Return, unchanged, the run of lines that starts with the line containing "Patent image size: (600, 503)." and ends with the final line below, including both of those lines.

──────── AVAILABLE RECORDS

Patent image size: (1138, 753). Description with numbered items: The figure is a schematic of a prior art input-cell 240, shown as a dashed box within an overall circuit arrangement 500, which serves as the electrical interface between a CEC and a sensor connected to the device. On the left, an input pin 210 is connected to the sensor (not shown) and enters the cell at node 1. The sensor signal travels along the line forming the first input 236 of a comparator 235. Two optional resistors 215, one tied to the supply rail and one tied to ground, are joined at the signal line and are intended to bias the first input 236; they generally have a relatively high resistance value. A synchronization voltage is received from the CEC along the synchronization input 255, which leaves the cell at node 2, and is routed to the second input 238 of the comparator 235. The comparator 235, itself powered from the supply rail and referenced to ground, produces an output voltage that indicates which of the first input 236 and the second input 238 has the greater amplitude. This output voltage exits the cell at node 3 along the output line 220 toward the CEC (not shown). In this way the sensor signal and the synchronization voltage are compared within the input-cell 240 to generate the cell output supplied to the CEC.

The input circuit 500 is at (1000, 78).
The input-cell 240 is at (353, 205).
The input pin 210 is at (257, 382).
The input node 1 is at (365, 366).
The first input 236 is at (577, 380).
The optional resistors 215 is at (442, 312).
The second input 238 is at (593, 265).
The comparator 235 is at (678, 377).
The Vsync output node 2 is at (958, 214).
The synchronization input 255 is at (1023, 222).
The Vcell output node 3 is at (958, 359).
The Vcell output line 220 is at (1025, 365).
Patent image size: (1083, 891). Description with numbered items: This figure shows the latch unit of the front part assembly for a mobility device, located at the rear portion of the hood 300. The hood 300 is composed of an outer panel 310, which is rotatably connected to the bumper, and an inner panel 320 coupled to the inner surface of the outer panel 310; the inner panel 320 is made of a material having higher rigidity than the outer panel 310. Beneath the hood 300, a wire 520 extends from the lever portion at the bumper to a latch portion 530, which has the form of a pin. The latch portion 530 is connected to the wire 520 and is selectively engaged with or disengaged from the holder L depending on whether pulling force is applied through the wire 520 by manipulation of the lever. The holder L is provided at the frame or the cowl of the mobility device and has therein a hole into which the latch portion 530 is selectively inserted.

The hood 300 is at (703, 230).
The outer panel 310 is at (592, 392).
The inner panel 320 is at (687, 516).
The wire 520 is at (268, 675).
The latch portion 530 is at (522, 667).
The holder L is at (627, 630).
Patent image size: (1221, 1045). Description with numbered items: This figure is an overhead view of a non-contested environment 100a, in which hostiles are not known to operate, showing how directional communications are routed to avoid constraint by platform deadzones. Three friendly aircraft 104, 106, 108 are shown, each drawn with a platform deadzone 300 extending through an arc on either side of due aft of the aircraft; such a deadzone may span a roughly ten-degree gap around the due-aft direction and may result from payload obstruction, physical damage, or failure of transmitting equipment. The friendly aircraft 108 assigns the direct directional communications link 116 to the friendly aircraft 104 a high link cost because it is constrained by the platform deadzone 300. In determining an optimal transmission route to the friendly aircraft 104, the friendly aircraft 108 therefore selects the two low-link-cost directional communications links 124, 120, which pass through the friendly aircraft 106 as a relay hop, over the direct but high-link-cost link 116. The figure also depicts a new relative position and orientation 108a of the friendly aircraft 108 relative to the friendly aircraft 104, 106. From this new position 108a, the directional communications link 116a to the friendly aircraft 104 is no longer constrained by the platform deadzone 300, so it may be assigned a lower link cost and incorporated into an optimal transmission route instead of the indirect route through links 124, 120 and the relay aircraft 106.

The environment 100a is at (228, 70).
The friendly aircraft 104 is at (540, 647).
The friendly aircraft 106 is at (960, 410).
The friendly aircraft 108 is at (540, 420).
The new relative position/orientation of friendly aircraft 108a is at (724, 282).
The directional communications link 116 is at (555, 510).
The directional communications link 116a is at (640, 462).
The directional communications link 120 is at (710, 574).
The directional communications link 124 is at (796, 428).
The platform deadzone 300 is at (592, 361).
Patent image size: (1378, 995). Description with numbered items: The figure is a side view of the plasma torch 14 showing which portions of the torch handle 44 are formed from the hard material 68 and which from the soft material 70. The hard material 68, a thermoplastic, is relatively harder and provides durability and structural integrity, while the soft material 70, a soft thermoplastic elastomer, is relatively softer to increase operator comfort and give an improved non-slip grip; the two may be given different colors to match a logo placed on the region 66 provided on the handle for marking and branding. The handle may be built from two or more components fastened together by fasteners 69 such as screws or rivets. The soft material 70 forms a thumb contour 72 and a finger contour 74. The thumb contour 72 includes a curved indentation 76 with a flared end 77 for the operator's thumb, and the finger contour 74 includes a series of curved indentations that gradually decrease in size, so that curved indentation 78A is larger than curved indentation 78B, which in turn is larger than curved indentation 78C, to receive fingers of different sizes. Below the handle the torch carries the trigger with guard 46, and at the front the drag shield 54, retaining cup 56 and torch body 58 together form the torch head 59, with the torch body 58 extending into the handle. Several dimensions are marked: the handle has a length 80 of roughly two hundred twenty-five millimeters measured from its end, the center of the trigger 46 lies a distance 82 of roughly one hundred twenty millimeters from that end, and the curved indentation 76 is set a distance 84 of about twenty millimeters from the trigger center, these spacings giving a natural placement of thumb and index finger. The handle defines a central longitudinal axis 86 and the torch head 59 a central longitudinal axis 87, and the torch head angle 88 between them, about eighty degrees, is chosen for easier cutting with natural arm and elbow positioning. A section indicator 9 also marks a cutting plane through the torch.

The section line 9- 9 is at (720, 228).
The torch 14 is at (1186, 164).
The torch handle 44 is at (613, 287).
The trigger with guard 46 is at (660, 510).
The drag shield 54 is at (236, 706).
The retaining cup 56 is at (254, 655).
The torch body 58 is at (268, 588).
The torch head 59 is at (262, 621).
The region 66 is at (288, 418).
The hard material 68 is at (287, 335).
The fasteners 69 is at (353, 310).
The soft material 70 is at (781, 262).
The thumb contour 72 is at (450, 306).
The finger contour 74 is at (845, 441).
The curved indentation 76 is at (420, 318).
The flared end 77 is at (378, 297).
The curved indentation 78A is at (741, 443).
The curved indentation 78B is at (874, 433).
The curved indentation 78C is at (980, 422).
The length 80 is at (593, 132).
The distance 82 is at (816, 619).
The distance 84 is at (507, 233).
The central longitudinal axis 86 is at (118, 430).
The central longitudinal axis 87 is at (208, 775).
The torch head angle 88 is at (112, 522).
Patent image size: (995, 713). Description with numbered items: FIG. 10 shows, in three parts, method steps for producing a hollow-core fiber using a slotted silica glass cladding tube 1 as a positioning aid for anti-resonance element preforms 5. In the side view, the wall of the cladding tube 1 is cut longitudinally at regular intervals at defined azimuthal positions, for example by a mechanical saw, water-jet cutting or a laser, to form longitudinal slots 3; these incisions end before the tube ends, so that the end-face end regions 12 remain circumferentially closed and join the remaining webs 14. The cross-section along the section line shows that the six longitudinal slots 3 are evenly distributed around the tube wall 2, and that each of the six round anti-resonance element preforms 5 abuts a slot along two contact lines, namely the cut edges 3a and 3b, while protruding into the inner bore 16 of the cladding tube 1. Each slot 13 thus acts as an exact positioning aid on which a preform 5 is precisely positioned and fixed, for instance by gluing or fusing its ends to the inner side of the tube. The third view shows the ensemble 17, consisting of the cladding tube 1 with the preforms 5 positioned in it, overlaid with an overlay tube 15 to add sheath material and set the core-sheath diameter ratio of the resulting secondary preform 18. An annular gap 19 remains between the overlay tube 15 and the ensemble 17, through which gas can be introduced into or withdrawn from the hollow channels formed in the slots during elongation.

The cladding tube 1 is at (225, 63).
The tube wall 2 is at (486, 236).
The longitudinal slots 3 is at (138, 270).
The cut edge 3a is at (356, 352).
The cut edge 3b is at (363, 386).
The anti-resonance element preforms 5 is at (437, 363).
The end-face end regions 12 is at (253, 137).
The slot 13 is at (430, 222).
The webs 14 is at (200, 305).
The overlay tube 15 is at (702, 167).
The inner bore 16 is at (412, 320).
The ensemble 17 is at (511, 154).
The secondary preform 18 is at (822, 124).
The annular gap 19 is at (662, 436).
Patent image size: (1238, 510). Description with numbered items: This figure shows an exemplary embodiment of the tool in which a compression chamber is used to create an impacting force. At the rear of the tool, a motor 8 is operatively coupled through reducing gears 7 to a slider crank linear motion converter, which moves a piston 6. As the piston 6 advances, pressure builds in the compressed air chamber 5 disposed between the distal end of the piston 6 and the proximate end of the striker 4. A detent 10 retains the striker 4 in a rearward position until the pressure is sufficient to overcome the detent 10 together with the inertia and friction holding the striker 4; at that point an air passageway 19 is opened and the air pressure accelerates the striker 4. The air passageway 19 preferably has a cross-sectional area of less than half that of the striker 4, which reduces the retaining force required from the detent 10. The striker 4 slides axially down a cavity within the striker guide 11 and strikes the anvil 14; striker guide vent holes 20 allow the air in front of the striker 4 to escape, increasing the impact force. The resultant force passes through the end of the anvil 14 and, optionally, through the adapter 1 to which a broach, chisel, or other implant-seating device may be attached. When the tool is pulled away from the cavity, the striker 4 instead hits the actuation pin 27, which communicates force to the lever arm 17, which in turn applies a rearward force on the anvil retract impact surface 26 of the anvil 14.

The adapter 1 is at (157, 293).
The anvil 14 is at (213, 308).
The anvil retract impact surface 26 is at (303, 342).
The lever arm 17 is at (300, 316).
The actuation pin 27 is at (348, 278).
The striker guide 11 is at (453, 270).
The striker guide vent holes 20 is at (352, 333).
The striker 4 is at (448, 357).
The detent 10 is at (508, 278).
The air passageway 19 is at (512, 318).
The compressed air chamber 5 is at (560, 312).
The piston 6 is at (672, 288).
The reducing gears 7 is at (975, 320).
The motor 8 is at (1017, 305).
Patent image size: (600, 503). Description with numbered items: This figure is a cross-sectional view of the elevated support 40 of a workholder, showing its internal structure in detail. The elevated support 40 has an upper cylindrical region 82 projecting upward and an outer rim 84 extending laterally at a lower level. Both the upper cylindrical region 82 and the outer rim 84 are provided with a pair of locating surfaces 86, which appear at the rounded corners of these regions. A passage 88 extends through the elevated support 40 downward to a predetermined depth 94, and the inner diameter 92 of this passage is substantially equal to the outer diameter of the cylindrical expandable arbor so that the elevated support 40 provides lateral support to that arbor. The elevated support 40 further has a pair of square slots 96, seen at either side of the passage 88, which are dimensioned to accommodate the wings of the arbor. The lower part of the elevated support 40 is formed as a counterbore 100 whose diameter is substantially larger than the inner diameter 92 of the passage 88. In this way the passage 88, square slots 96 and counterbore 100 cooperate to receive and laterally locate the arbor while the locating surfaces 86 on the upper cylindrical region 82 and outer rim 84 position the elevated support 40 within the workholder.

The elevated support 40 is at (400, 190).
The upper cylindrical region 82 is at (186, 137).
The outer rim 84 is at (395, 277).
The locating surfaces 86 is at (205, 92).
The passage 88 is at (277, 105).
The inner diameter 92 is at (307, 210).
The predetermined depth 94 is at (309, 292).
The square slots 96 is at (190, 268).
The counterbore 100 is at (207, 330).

────────────────

◆ PROBLEM SOLUTION
Patent image size: (600, 503). Description with numbered items: This figure is a cross-sectional view of the elevated support 40 of a workholder, showing its internal structure in detail. The elevated support 40 has an upper cylindrical region 82 projecting upward and an outer rim 84 extending laterally at a lower level. Both the upper cylindrical region 82 and the outer rim 84 are provided with a pair of locating surfaces 86, which appear at the rounded corners of these regions. A passage 88 extends through the elevated support 40 downward to a predetermined depth 94, and the inner diameter 92 of this passage is substantially equal to the outer diameter of the cylindrical expandable arbor so that the elevated support 40 provides lateral support to that arbor. The elevated support 40 further has a pair of square slots 96, seen at either side of the passage 88, which are dimensioned to accommodate the wings of the arbor. The lower part of the elevated support 40 is formed as a counterbore 100 whose diameter is substantially larger than the inner diameter 92 of the passage 88. In this way the passage 88, square slots 96 and counterbore 100 cooperate to receive and laterally locate the arbor while the locating surfaces 86 on the upper cylindrical region 82 and outer rim 84 position the elevated support 40 within the workholder.

The elevated support 40 is at (400, 190).
The upper cylindrical region 82 is at (186, 137).
The outer rim 84 is at (395, 277).
The locating surfaces 86 is at (205, 92).
The passage 88 is at (277, 105).
The inner diameter 92 is at (307, 210).
The predetermined depth 94 is at (309, 292).
The square slots 96 is at (190, 268).
The counterbore 100 is at (207, 330).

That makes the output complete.